• [Document excerpt]
By the way, these are some great posts and I would love to see these things pinned. Not necessarily in the general discussion, maybe in the recipe section or create a new one all together. Keep these things up! This is awesome!


----------



## Shiznik (Feb 24, 2008)

Hey doc, what about any tips on should they be gutted or anything done to them shrotly after catch, without danger of the barb, to help make the meat taste better? Another great post!,

Thanks,

Chris


----------



## angus_cow_doctor (Apr 13, 2009)

I gigged it, actually. We were floundering. It took 2 gigs to bring it into the boat. Nice and safe from a distance of 10 feet away! Dropped it in the boat and left it there for awhile. Dealt with it after a couple of hours went by.

If I caught one on hook and line, I would probably get it in the boat somehow and cut the line, getting the hook out later. Thats what I do with sharks. A hook is not worth getting bitten or stabbed by a stinger.


----------



## angus_cow_doctor (Apr 13, 2009)

What I would like to try is cutting off the whole tail as soon as they are landed, and bleeding it out like a shark. It would make a mess in the boat. Might have to put it in cooler just to contain the mess if I did it. I am still not too fond of getting that close to the stinger until it is dead.


----------



## choppedliver (Apr 4, 2009)

> *angus_cow_doctor (9/10/2009)*I gigged it, actually. We were floundering. It took 2 gigs to bring it into the boat. Nice and safe from a distance of 10 feet away! Dropped it in the boat and left it there for awhile. Dealt with it after a couple of hours went by.
> 
> If I caught one on hook and line, I would probably get it in the boat somehow and cut the line, getting the hook out later. Thats what I do with sharks. A hook is not worth getting bitten or stabbed by a stinger.




yea it was like having an out of balance washing machine on the end of the gig lol.... took both of us to get those big ones in the boat


----------



## konz (Oct 1, 2007)

When we catch them via hook and line I always just stand on the tail (shoes on of course) and cut the barb off if releasing the fish. I cut the tail off if keeping it. I've got some pretty long barbs off of big rays before......

It's probably not the safest thing to do but sometimes there is no extra room in a boat.


----------



## WW2 (Sep 28, 2007)

Bad video but this guy works one over pretty well. He seems to be using the wings and the mid-back part too. There were a few other videos with this one also. This is definitely something worth trying.


----------



## nextstep (Jun 27, 2008)

that was a very interesting post

you forgot the step after the dusting of old bay

lift the garbage can lid up and drop the filet inoke

however that was a cool demonstration

i have eaten them before and would again if real hunger started to set in

bout the only thing that eats them besides man is sharks

much rather eat some king or trout

but really was a cool post:clap


----------



## Brad King (Sep 30, 2007)

• [Request]
Answer these about the forum thread on rays:
1. How many gigs did angus_cow_doctor need to bring the fish into the boat?
2. What does konz do with the tail when keeping the fish?
3. According to nextstep, what is about the only thing besides man that eats them?
The data after this point is separate material and has no tie to the forum thread.

• [Given records]
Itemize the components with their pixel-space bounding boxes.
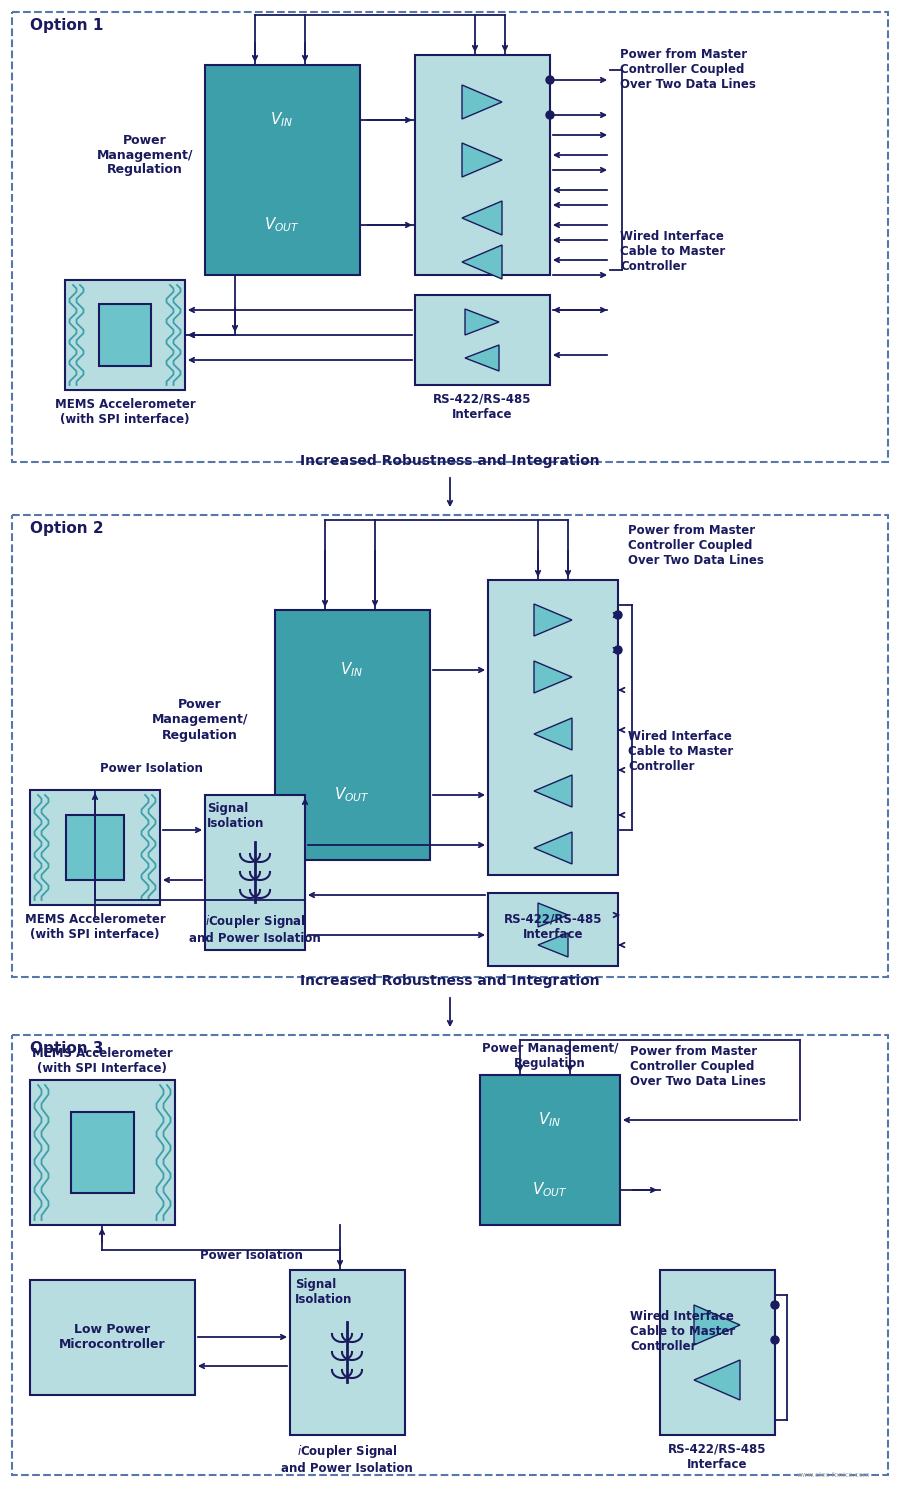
---
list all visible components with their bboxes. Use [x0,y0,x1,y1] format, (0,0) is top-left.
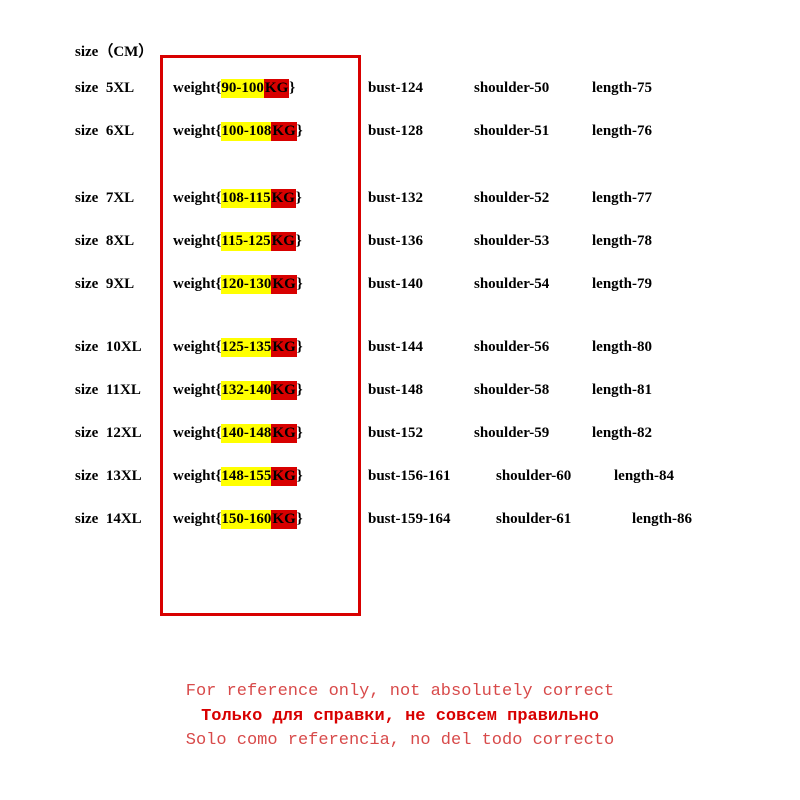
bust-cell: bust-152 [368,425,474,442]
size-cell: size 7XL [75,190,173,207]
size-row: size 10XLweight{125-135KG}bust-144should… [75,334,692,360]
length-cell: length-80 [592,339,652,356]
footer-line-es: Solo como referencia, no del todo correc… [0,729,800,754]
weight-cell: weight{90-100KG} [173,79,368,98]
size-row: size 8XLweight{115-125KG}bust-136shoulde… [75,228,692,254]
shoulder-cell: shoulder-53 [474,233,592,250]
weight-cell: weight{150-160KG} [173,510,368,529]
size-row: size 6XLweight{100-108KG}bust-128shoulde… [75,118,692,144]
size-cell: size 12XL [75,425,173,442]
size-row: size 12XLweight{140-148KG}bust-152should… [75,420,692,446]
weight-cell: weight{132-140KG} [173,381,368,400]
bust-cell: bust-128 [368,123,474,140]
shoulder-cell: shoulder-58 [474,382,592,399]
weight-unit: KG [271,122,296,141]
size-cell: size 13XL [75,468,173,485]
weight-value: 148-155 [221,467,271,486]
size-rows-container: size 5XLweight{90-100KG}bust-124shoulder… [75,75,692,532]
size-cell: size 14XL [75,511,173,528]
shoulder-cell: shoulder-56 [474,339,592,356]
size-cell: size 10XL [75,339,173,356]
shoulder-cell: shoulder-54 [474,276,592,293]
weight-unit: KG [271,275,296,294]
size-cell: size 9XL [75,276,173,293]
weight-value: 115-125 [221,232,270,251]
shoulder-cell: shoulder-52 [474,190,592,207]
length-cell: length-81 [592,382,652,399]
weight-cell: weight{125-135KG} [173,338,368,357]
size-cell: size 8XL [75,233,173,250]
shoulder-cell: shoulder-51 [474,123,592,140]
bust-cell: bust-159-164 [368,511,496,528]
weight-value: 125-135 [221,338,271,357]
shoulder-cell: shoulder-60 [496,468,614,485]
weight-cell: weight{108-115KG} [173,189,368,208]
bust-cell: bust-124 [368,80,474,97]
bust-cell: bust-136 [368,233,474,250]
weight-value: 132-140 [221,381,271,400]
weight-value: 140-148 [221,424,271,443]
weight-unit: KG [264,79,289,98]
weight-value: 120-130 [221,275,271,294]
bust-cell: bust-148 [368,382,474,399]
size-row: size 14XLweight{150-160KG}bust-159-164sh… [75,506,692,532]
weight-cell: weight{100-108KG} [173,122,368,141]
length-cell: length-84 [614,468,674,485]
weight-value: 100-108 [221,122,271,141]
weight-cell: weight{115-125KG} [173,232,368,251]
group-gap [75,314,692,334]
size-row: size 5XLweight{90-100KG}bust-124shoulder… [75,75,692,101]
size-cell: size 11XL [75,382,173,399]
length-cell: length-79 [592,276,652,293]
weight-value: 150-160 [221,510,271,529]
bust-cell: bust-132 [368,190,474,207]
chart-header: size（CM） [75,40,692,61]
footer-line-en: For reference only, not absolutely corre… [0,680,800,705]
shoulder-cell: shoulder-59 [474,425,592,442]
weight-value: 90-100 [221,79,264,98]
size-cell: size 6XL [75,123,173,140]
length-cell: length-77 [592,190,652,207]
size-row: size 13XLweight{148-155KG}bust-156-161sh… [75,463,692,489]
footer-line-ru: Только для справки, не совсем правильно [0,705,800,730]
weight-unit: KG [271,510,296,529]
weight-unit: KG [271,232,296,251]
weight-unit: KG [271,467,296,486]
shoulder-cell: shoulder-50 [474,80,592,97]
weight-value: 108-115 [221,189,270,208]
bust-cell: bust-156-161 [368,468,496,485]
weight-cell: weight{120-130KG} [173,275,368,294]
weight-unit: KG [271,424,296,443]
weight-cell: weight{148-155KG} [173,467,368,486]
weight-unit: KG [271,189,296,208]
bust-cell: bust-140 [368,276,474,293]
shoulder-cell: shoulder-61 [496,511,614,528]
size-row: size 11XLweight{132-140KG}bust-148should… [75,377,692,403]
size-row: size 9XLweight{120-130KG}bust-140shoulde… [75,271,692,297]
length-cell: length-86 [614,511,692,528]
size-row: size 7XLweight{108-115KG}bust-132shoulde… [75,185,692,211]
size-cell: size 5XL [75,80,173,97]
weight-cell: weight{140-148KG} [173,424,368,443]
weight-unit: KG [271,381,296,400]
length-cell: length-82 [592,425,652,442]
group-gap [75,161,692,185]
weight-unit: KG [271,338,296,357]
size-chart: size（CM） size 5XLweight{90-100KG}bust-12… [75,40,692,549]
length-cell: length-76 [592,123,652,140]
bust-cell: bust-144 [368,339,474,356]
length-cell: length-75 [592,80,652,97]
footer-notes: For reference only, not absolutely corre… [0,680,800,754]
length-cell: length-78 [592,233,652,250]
...
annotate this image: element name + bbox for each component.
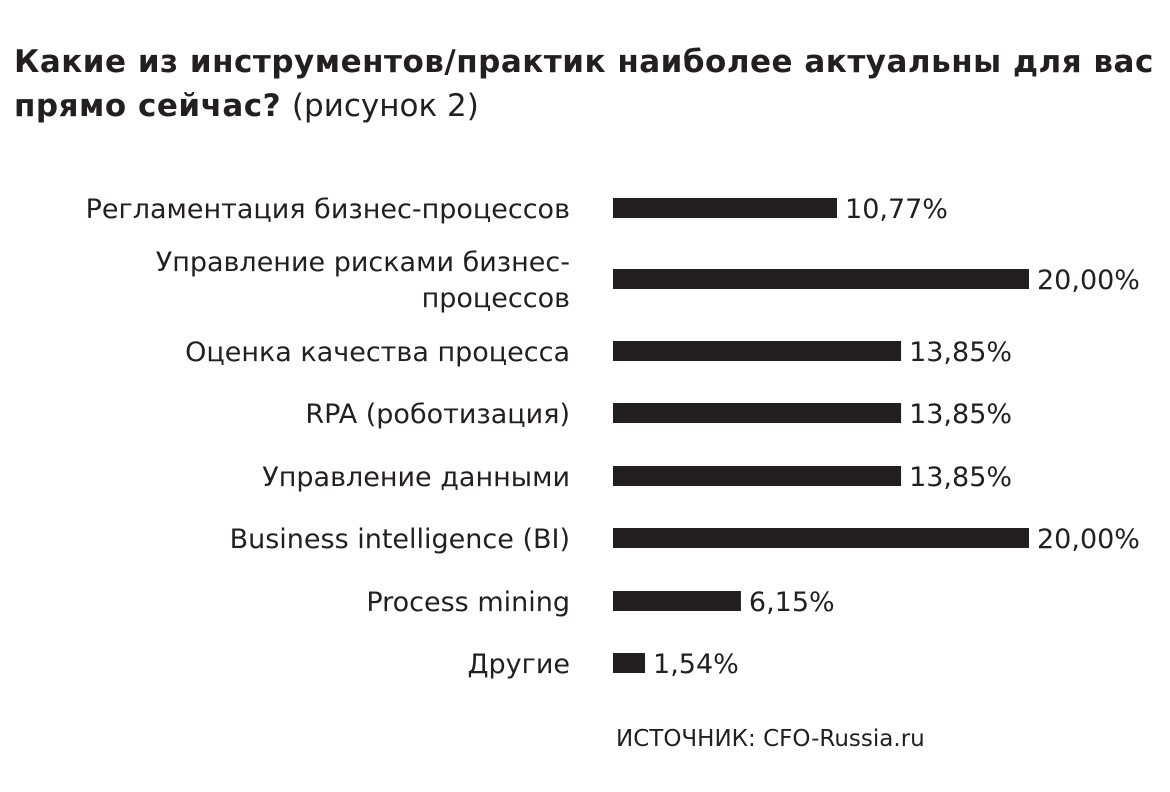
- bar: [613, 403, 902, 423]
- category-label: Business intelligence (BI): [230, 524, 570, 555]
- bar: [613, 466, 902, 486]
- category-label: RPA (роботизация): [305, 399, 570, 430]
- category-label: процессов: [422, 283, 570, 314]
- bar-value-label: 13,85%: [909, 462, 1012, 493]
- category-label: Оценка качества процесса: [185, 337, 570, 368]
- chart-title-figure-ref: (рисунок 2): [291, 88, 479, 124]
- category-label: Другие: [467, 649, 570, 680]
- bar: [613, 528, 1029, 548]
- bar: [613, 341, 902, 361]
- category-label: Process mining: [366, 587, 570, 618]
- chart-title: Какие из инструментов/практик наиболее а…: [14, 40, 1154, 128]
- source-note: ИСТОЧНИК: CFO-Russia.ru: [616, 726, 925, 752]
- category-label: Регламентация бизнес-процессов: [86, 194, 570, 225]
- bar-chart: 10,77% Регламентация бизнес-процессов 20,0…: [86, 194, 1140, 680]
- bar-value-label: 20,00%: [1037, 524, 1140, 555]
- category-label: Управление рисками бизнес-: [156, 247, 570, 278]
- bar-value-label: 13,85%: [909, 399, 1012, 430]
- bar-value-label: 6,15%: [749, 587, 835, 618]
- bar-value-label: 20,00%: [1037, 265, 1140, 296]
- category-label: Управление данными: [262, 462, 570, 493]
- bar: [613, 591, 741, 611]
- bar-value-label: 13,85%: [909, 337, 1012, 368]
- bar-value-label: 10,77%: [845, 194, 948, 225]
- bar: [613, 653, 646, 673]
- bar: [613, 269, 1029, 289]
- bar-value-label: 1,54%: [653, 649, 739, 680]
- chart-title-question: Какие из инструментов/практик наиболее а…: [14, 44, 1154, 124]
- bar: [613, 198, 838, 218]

• [Answer for the task]
1. Two.
2. Cuts it off.
3. Sharks.